### Records supplied
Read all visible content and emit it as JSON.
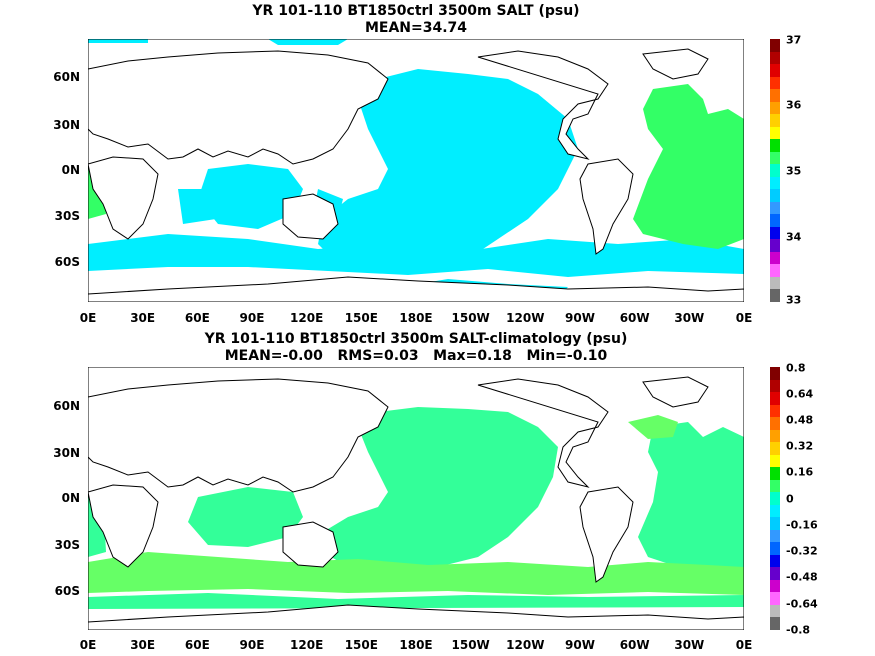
{
  "panel1": {
    "title_line1": "YR 101-110 BT1850ctrl 3500m SALT (psu)",
    "title_line2": "MEAN=34.74",
    "y_labels": [
      "60N",
      "30N",
      "0N",
      "30S",
      "60S"
    ],
    "x_labels": [
      "0E",
      "30E",
      "60E",
      "90E",
      "120E",
      "150E",
      "180E",
      "150W",
      "120W",
      "90W",
      "60W",
      "30W",
      "0E"
    ],
    "colorbar_labels": [
      "37",
      "36",
      "35",
      "34",
      "33"
    ],
    "colorbar_colors": [
      "#800000",
      "#b00000",
      "#e00000",
      "#ff3000",
      "#ff7000",
      "#ffa000",
      "#ffd000",
      "#ffff00",
      "#00e000",
      "#33ff66",
      "#00ffcc",
      "#00eeff",
      "#00ccff",
      "#3399ff",
      "#0066ff",
      "#0000ee",
      "#6600cc",
      "#cc00cc",
      "#ff66ff",
      "#bbbbbb",
      "#666666"
    ],
    "map_colors": {
      "ocean": "#00eeff",
      "atlantic": "#33ff66",
      "land": "#ffffff",
      "coast": "#000000"
    }
  },
  "panel2": {
    "title_line1": "YR 101-110 BT1850ctrl 3500m SALT-climatology (psu)",
    "title_line2": "MEAN=-0.00   RMS=0.03   Max=0.18   Min=-0.10",
    "y_labels": [
      "60N",
      "30N",
      "0N",
      "30S",
      "60S"
    ],
    "x_labels": [
      "0E",
      "30E",
      "60E",
      "90E",
      "120E",
      "150E",
      "180E",
      "150W",
      "120W",
      "90W",
      "60W",
      "30W",
      "0E"
    ],
    "colorbar_labels": [
      "0.8",
      "0.64",
      "0.48",
      "0.32",
      "0.16",
      "0",
      "-0.16",
      "-0.32",
      "-0.48",
      "-0.64",
      "-0.8"
    ],
    "colorbar_colors": [
      "#800000",
      "#b00000",
      "#e00000",
      "#ff3000",
      "#ff7000",
      "#ffa000",
      "#ffd000",
      "#ffff00",
      "#00e000",
      "#33ff66",
      "#00ffcc",
      "#00eeff",
      "#00ccff",
      "#3399ff",
      "#0066ff",
      "#0000ee",
      "#6600cc",
      "#cc00cc",
      "#ff66ff",
      "#bbbbbb",
      "#666666"
    ],
    "map_colors": {
      "ocean": "#33ff99",
      "south": "#66ff66",
      "land": "#ffffff",
      "coast": "#000000"
    }
  }
}
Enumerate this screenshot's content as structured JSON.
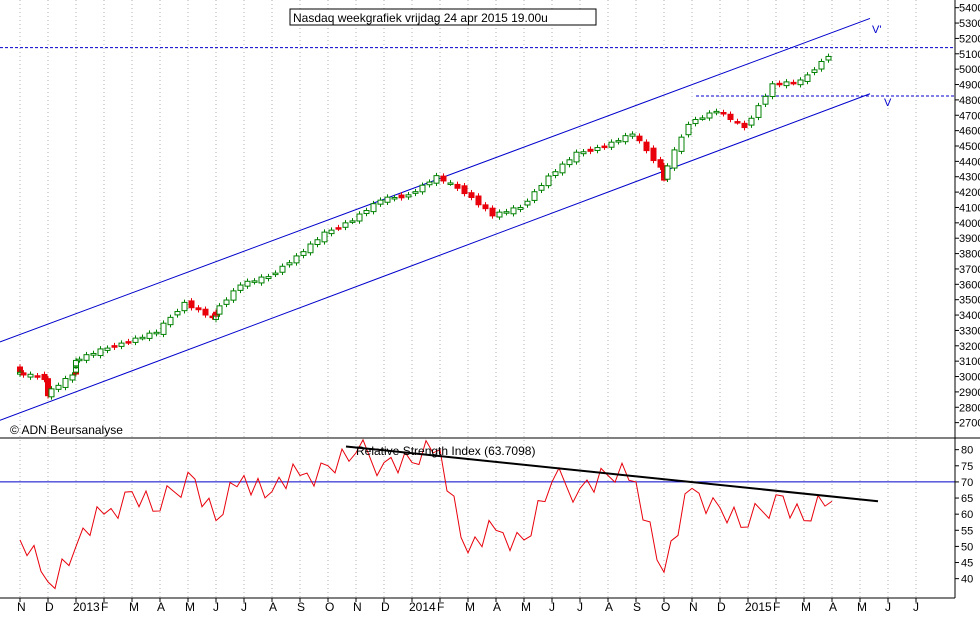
{
  "chart_data": [
    {
      "type": "candlestick",
      "title": "Nasdaq weekgrafiek vrijdag 24 apr 2015 19.00u",
      "watermark": "© ADN Beursanalyse",
      "ylim": [
        2600,
        5450
      ],
      "y_ticks": [
        2700,
        2800,
        2900,
        3000,
        3100,
        3200,
        3300,
        3400,
        3500,
        3600,
        3700,
        3800,
        3900,
        4000,
        4100,
        4200,
        4300,
        4400,
        4500,
        4600,
        4700,
        4800,
        4900,
        5000,
        5100,
        5200,
        5300,
        5400
      ],
      "x_labels": [
        "N",
        "D",
        "2013",
        "F",
        "M",
        "A",
        "M",
        "J",
        "J",
        "A",
        "S",
        "O",
        "N",
        "D",
        "2014",
        "F",
        "M",
        "A",
        "M",
        "J",
        "J",
        "A",
        "S",
        "O",
        "N",
        "D",
        "2015",
        "F",
        "M",
        "A",
        "M",
        "J",
        "J"
      ],
      "colors": {
        "up": "#008000",
        "down": "#e8000b",
        "channel": "#0000cc",
        "grid": "#b0b0b0"
      },
      "channel_labels": {
        "upper": "V'",
        "lower": "V"
      },
      "horizontal_levels": [
        5140,
        4825
      ],
      "upper_channel": {
        "start": [
          "2012-11",
          3290
        ],
        "end": [
          "2015-05",
          5330
        ]
      },
      "lower_channel": {
        "start": [
          "2012-11",
          2780
        ],
        "end": [
          "2015-05",
          4840
        ]
      },
      "weekly_close_approx": [
        [
          "2012-11",
          3050
        ],
        [
          "2012-11",
          3020
        ],
        [
          "2012-12",
          2990
        ],
        [
          "2012-12",
          2880
        ],
        [
          "2013-01",
          3010
        ],
        [
          "2013-01",
          3100
        ],
        [
          "2013-02",
          3170
        ],
        [
          "2013-03",
          3230
        ],
        [
          "2013-04",
          3290
        ],
        [
          "2013-05",
          3480
        ],
        [
          "2013-06",
          3380
        ],
        [
          "2013-06",
          3410
        ],
        [
          "2013-07",
          3600
        ],
        [
          "2013-08",
          3650
        ],
        [
          "2013-09",
          3780
        ],
        [
          "2013-10",
          3930
        ],
        [
          "2013-11",
          4020
        ],
        [
          "2013-12",
          4150
        ],
        [
          "2014-01",
          4180
        ],
        [
          "2014-02",
          4300
        ],
        [
          "2014-03",
          4200
        ],
        [
          "2014-04",
          4050
        ],
        [
          "2014-05",
          4100
        ],
        [
          "2014-06",
          4300
        ],
        [
          "2014-07",
          4450
        ],
        [
          "2014-08",
          4500
        ],
        [
          "2014-09",
          4580
        ],
        [
          "2014-10",
          4360
        ],
        [
          "2014-10",
          4280
        ],
        [
          "2014-11",
          4650
        ],
        [
          "2014-12",
          4730
        ],
        [
          "2015-01",
          4620
        ],
        [
          "2015-02",
          4900
        ],
        [
          "2015-03",
          4920
        ],
        [
          "2015-04",
          5090
        ]
      ]
    },
    {
      "type": "line",
      "title": "Relative Strength Index (63.7098)",
      "ylim": [
        34,
        83
      ],
      "y_ticks": [
        40,
        45,
        50,
        55,
        60,
        65,
        70,
        75,
        80
      ],
      "level": 70,
      "colors": {
        "line": "#e8000b",
        "level": "#0000cc",
        "trendline": "#000000"
      },
      "trendline": {
        "start": [
          "2013-11",
          81
        ],
        "end": [
          "2015-05",
          64
        ]
      },
      "values_approx": [
        [
          "2012-11",
          52
        ],
        [
          "2012-12",
          39
        ],
        [
          "2013-01",
          50
        ],
        [
          "2013-02",
          60
        ],
        [
          "2013-03",
          67
        ],
        [
          "2013-04",
          61
        ],
        [
          "2013-05",
          73
        ],
        [
          "2013-06",
          58
        ],
        [
          "2013-07",
          72
        ],
        [
          "2013-08",
          67
        ],
        [
          "2013-09",
          72
        ],
        [
          "2013-10",
          75
        ],
        [
          "2013-11",
          79
        ],
        [
          "2013-12",
          76
        ],
        [
          "2014-01",
          76
        ],
        [
          "2014-02",
          80
        ],
        [
          "2014-03",
          48
        ],
        [
          "2014-04",
          55
        ],
        [
          "2014-05",
          52
        ],
        [
          "2014-06",
          70
        ],
        [
          "2014-07",
          68
        ],
        [
          "2014-08",
          72
        ],
        [
          "2014-09",
          70
        ],
        [
          "2014-10",
          42
        ],
        [
          "2014-11",
          68
        ],
        [
          "2014-12",
          62
        ],
        [
          "2015-01",
          56
        ],
        [
          "2015-02",
          66
        ],
        [
          "2015-03",
          58
        ],
        [
          "2015-04",
          64
        ]
      ]
    }
  ]
}
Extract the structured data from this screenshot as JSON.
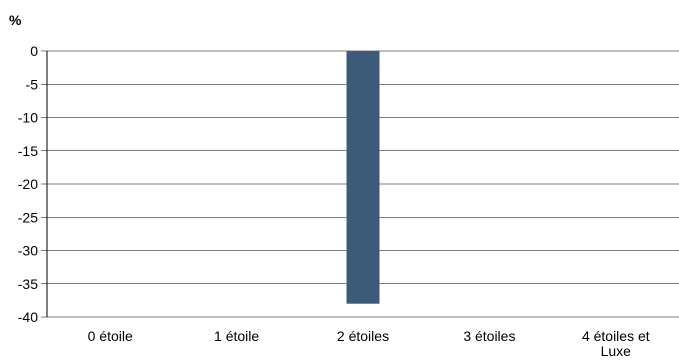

### Set exercise
Extract every line of the data exactly; pictures stay out.

### Task output
Read all visible content and emit it as JSON.
{
  "panel1": {
    "title_line1": "YR 101-110 BT1850ctrl 3500m SALT (psu)",
    "title_line2": "MEAN=34.74",
    "y_labels": [
      "60N",
      "30N",
      "0N",
      "30S",
      "60S"
    ],
    "x_labels": [
      "0E",
      "30E",
      "60E",
      "90E",
      "120E",
      "150E",
      "180E",
      "150W",
      "120W",
      "90W",
      "60W",
      "30W",
      "0E"
    ],
    "colorbar_labels": [
      "37",
      "36",
      "35",
      "34",
      "33"
    ],
    "colorbar_colors": [
      "#800000",
      "#b00000",
      "#e00000",
      "#ff3000",
      "#ff7000",
      "#ffa000",
      "#ffd000",
      "#ffff00",
      "#00e000",
      "#33ff66",
      "#00ffcc",
      "#00eeff",
      "#00ccff",
      "#3399ff",
      "#0066ff",
      "#0000ee",
      "#6600cc",
      "#cc00cc",
      "#ff66ff",
      "#bbbbbb",
      "#666666"
    ],
    "map_colors": {
      "ocean": "#00eeff",
      "atlantic": "#33ff66",
      "land": "#ffffff",
      "coast": "#000000"
    }
  },
  "panel2": {
    "title_line1": "YR 101-110 BT1850ctrl 3500m SALT-climatology (psu)",
    "title_line2": "MEAN=-0.00   RMS=0.03   Max=0.18   Min=-0.10",
    "y_labels": [
      "60N",
      "30N",
      "0N",
      "30S",
      "60S"
    ],
    "x_labels": [
      "0E",
      "30E",
      "60E",
      "90E",
      "120E",
      "150E",
      "180E",
      "150W",
      "120W",
      "90W",
      "60W",
      "30W",
      "0E"
    ],
    "colorbar_labels": [
      "0.8",
      "0.64",
      "0.48",
      "0.32",
      "0.16",
      "0",
      "-0.16",
      "-0.32",
      "-0.48",
      "-0.64",
      "-0.8"
    ],
    "colorbar_colors": [
      "#800000",
      "#b00000",
      "#e00000",
      "#ff3000",
      "#ff7000",
      "#ffa000",
      "#ffd000",
      "#ffff00",
      "#00e000",
      "#33ff66",
      "#00ffcc",
      "#00eeff",
      "#00ccff",
      "#3399ff",
      "#0066ff",
      "#0000ee",
      "#6600cc",
      "#cc00cc",
      "#ff66ff",
      "#bbbbbb",
      "#666666"
    ],
    "map_colors": {
      "ocean": "#33ff99",
      "south": "#66ff66",
      "land": "#ffffff",
      "coast": "#000000"
    }
  }
}
Enumerate this screenshot's content as structured JSON.
{
  "chart_data": [
    {
      "type": "candlestick",
      "title": "Nasdaq weekgrafiek vrijdag 24 apr 2015 19.00u",
      "watermark": "© ADN Beursanalyse",
      "ylim": [
        2600,
        5450
      ],
      "y_ticks": [
        2700,
        2800,
        2900,
        3000,
        3100,
        3200,
        3300,
        3400,
        3500,
        3600,
        3700,
        3800,
        3900,
        4000,
        4100,
        4200,
        4300,
        4400,
        4500,
        4600,
        4700,
        4800,
        4900,
        5000,
        5100,
        5200,
        5300,
        5400
      ],
      "x_labels": [
        "N",
        "D",
        "2013",
        "F",
        "M",
        "A",
        "M",
        "J",
        "J",
        "A",
        "S",
        "O",
        "N",
        "D",
        "2014",
        "F",
        "M",
        "A",
        "M",
        "J",
        "J",
        "A",
        "S",
        "O",
        "N",
        "D",
        "2015",
        "F",
        "M",
        "A",
        "M",
        "J",
        "J"
      ],
      "colors": {
        "up": "#008000",
        "down": "#e8000b",
        "channel": "#0000cc",
        "grid": "#b0b0b0"
      },
      "channel_labels": {
        "upper": "V'",
        "lower": "V"
      },
      "horizontal_levels": [
        5140,
        4825
      ],
      "upper_channel": {
        "start": [
          "2012-11",
          3290
        ],
        "end": [
          "2015-05",
          5330
        ]
      },
      "lower_channel": {
        "start": [
          "2012-11",
          2780
        ],
        "end": [
          "2015-05",
          4840
        ]
      },
      "weekly_close_approx": [
        [
          "2012-11",
          3050
        ],
        [
          "2012-11",
          3020
        ],
        [
          "2012-12",
          2990
        ],
        [
          "2012-12",
          2880
        ],
        [
          "2013-01",
          3010
        ],
        [
          "2013-01",
          3100
        ],
        [
          "2013-02",
          3170
        ],
        [
          "2013-03",
          3230
        ],
        [
          "2013-04",
          3290
        ],
        [
          "2013-05",
          3480
        ],
        [
          "2013-06",
          3380
        ],
        [
          "2013-06",
          3410
        ],
        [
          "2013-07",
          3600
        ],
        [
          "2013-08",
          3650
        ],
        [
          "2013-09",
          3780
        ],
        [
          "2013-10",
          3930
        ],
        [
          "2013-11",
          4020
        ],
        [
          "2013-12",
          4150
        ],
        [
          "2014-01",
          4180
        ],
        [
          "2014-02",
          4300
        ],
        [
          "2014-03",
          4200
        ],
        [
          "2014-04",
          4050
        ],
        [
          "2014-05",
          4100
        ],
        [
          "2014-06",
          4300
        ],
        [
          "2014-07",
          4450
        ],
        [
          "2014-08",
          4500
        ],
        [
          "2014-09",
          4580
        ],
        [
          "2014-10",
          4360
        ],
        [
          "2014-10",
          4280
        ],
        [
          "2014-11",
          4650
        ],
        [
          "2014-12",
          4730
        ],
        [
          "2015-01",
          4620
        ],
        [
          "2015-02",
          4900
        ],
        [
          "2015-03",
          4920
        ],
        [
          "2015-04",
          5090
        ]
      ]
    },
    {
      "type": "line",
      "title": "Relative Strength Index (63.7098)",
      "ylim": [
        34,
        83
      ],
      "y_ticks": [
        40,
        45,
        50,
        55,
        60,
        65,
        70,
        75,
        80
      ],
      "level": 70,
      "colors": {
        "line": "#e8000b",
        "level": "#0000cc",
        "trendline": "#000000"
      },
      "trendline": {
        "start": [
          "2013-11",
          81
        ],
        "end": [
          "2015-05",
          64
        ]
      },
      "values_approx": [
        [
          "2012-11",
          52
        ],
        [
          "2012-12",
          39
        ],
        [
          "2013-01",
          50
        ],
        [
          "2013-02",
          60
        ],
        [
          "2013-03",
          67
        ],
        [
          "2013-04",
          61
        ],
        [
          "2013-05",
          73
        ],
        [
          "2013-06",
          58
        ],
        [
          "2013-07",
          72
        ],
        [
          "2013-08",
          67
        ],
        [
          "2013-09",
          72
        ],
        [
          "2013-10",
          75
        ],
        [
          "2013-11",
          79
        ],
        [
          "2013-12",
          76
        ],
        [
          "2014-01",
          76
        ],
        [
          "2014-02",
          80
        ],
        [
          "2014-03",
          48
        ],
        [
          "2014-04",
          55
        ],
        [
          "2014-05",
          52
        ],
        [
          "2014-06",
          70
        ],
        [
          "2014-07",
          68
        ],
        [
          "2014-08",
          72
        ],
        [
          "2014-09",
          70
        ],
        [
          "2014-10",
          42
        ],
        [
          "2014-11",
          68
        ],
        [
          "2014-12",
          62
        ],
        [
          "2015-01",
          56
        ],
        [
          "2015-02",
          66
        ],
        [
          "2015-03",
          58
        ],
        [
          "2015-04",
          64
        ]
      ]
    }
  ]
}
Extract the structured data from this screenshot as JSON.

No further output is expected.